Exercise goal> Retype the full listing below, copying every line character for character with nothing changed or left out.

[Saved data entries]
--- begin ---
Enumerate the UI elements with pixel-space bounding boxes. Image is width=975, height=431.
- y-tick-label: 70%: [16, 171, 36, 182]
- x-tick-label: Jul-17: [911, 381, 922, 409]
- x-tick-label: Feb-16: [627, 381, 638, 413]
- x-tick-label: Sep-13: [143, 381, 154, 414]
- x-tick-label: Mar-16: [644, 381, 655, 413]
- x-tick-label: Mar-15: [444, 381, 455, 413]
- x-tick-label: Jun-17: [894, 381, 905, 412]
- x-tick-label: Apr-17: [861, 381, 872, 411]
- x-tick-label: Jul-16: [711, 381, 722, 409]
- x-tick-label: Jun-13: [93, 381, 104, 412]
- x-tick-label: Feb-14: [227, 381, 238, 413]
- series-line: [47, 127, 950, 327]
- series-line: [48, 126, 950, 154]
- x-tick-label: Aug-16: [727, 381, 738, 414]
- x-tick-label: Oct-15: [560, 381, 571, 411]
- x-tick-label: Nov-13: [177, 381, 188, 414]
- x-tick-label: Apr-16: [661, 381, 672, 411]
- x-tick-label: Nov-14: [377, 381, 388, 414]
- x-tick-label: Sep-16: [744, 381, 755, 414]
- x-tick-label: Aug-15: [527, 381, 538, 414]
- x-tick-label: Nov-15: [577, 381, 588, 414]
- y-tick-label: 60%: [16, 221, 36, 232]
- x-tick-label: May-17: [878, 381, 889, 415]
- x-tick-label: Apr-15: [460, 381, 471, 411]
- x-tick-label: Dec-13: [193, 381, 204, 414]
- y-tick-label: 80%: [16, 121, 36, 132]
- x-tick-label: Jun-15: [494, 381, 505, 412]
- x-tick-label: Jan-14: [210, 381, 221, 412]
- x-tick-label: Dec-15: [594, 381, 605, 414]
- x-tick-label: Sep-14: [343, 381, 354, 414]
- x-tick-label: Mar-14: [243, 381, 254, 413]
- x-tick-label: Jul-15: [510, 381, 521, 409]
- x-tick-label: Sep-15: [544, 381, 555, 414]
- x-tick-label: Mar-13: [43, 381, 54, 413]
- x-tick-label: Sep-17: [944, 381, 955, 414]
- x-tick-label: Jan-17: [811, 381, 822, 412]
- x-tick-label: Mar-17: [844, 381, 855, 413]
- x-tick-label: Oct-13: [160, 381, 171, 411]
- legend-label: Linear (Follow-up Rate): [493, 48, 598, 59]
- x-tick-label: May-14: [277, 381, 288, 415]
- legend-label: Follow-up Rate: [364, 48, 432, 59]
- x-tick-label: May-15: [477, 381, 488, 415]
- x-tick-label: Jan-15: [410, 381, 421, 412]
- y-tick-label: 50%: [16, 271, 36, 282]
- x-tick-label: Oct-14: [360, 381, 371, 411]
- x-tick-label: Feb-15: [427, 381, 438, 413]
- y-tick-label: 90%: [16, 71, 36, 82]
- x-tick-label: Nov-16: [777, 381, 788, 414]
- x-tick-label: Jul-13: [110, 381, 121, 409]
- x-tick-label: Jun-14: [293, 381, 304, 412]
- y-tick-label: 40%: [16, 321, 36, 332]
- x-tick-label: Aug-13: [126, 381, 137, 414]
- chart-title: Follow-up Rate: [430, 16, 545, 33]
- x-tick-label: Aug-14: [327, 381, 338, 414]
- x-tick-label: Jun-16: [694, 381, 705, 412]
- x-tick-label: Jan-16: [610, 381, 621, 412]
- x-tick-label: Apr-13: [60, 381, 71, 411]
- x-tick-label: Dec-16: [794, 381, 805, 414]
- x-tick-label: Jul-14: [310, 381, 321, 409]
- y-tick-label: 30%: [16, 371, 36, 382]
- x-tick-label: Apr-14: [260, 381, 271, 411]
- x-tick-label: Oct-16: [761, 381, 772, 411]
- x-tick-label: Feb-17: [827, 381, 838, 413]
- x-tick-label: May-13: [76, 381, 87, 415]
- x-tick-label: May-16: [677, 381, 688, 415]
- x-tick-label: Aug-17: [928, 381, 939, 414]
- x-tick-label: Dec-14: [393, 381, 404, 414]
--- end ---
Problem solution>
Enumerate the UI elements with pixel-space bounding boxes. Image is width=975, height=431.
- y-tick-label: 70%: [16, 171, 36, 182]
- x-tick-label: Jul-17: [911, 381, 922, 409]
- x-tick-label: Feb-16: [627, 381, 638, 413]
- x-tick-label: Sep-13: [143, 381, 154, 414]
- x-tick-label: Mar-16: [644, 381, 655, 413]
- x-tick-label: Mar-15: [444, 381, 455, 413]
- x-tick-label: Jun-17: [894, 381, 905, 412]
- x-tick-label: Apr-17: [861, 381, 872, 411]
- x-tick-label: Jul-16: [711, 381, 722, 409]
- x-tick-label: Jun-13: [93, 381, 104, 412]
- x-tick-label: Feb-14: [227, 381, 238, 413]
- series-line: [47, 127, 950, 327]
- series-line: [48, 126, 950, 154]
- x-tick-label: Aug-16: [727, 381, 738, 414]
- x-tick-label: Oct-15: [560, 381, 571, 411]
- x-tick-label: Nov-13: [177, 381, 188, 414]
- x-tick-label: Apr-16: [661, 381, 672, 411]
- x-tick-label: Nov-14: [377, 381, 388, 414]
- x-tick-label: Sep-16: [744, 381, 755, 414]
- x-tick-label: Aug-15: [527, 381, 538, 414]
- x-tick-label: Nov-15: [577, 381, 588, 414]
- y-tick-label: 60%: [16, 221, 36, 232]
- x-tick-label: May-17: [878, 381, 889, 415]
- x-tick-label: Apr-15: [460, 381, 471, 411]
- x-tick-label: Dec-13: [193, 381, 204, 414]
- y-tick-label: 80%: [16, 121, 36, 132]
- x-tick-label: Jun-15: [494, 381, 505, 412]
- x-tick-label: Jan-14: [210, 381, 221, 412]
- x-tick-label: Dec-15: [594, 381, 605, 414]
- x-tick-label: Sep-14: [343, 381, 354, 414]
- x-tick-label: Mar-14: [243, 381, 254, 413]
- x-tick-label: Jul-15: [510, 381, 521, 409]
- x-tick-label: Sep-15: [544, 381, 555, 414]
- x-tick-label: Mar-13: [43, 381, 54, 413]
- x-tick-label: Sep-17: [944, 381, 955, 414]
- x-tick-label: Jan-17: [811, 381, 822, 412]
- x-tick-label: Mar-17: [844, 381, 855, 413]
- x-tick-label: Oct-13: [160, 381, 171, 411]
- legend-label: Linear (Follow-up Rate): [493, 48, 598, 59]
- x-tick-label: May-14: [277, 381, 288, 415]
- legend-label: Follow-up Rate: [364, 48, 432, 59]
- x-tick-label: May-15: [477, 381, 488, 415]
- x-tick-label: Jan-15: [410, 381, 421, 412]
- y-tick-label: 50%: [16, 271, 36, 282]
- x-tick-label: Oct-14: [360, 381, 371, 411]
- x-tick-label: Feb-15: [427, 381, 438, 413]
- y-tick-label: 90%: [16, 71, 36, 82]
- x-tick-label: Nov-16: [777, 381, 788, 414]
- x-tick-label: Jul-13: [110, 381, 121, 409]
- x-tick-label: Jun-14: [293, 381, 304, 412]
- y-tick-label: 40%: [16, 321, 36, 332]
- x-tick-label: Aug-13: [126, 381, 137, 414]
- chart-title: Follow-up Rate: [430, 16, 545, 33]
- x-tick-label: Aug-14: [327, 381, 338, 414]
- x-tick-label: Jun-16: [694, 381, 705, 412]
- x-tick-label: Jan-16: [610, 381, 621, 412]
- x-tick-label: Apr-13: [60, 381, 71, 411]
- x-tick-label: Dec-16: [794, 381, 805, 414]
- x-tick-label: Jul-14: [310, 381, 321, 409]
- y-tick-label: 30%: [16, 371, 36, 382]
- x-tick-label: Apr-14: [260, 381, 271, 411]
- x-tick-label: Oct-16: [761, 381, 772, 411]
- x-tick-label: Feb-17: [827, 381, 838, 413]
- x-tick-label: May-13: [76, 381, 87, 415]
- x-tick-label: May-16: [677, 381, 688, 415]
- x-tick-label: Aug-17: [928, 381, 939, 414]
- x-tick-label: Dec-14: [393, 381, 404, 414]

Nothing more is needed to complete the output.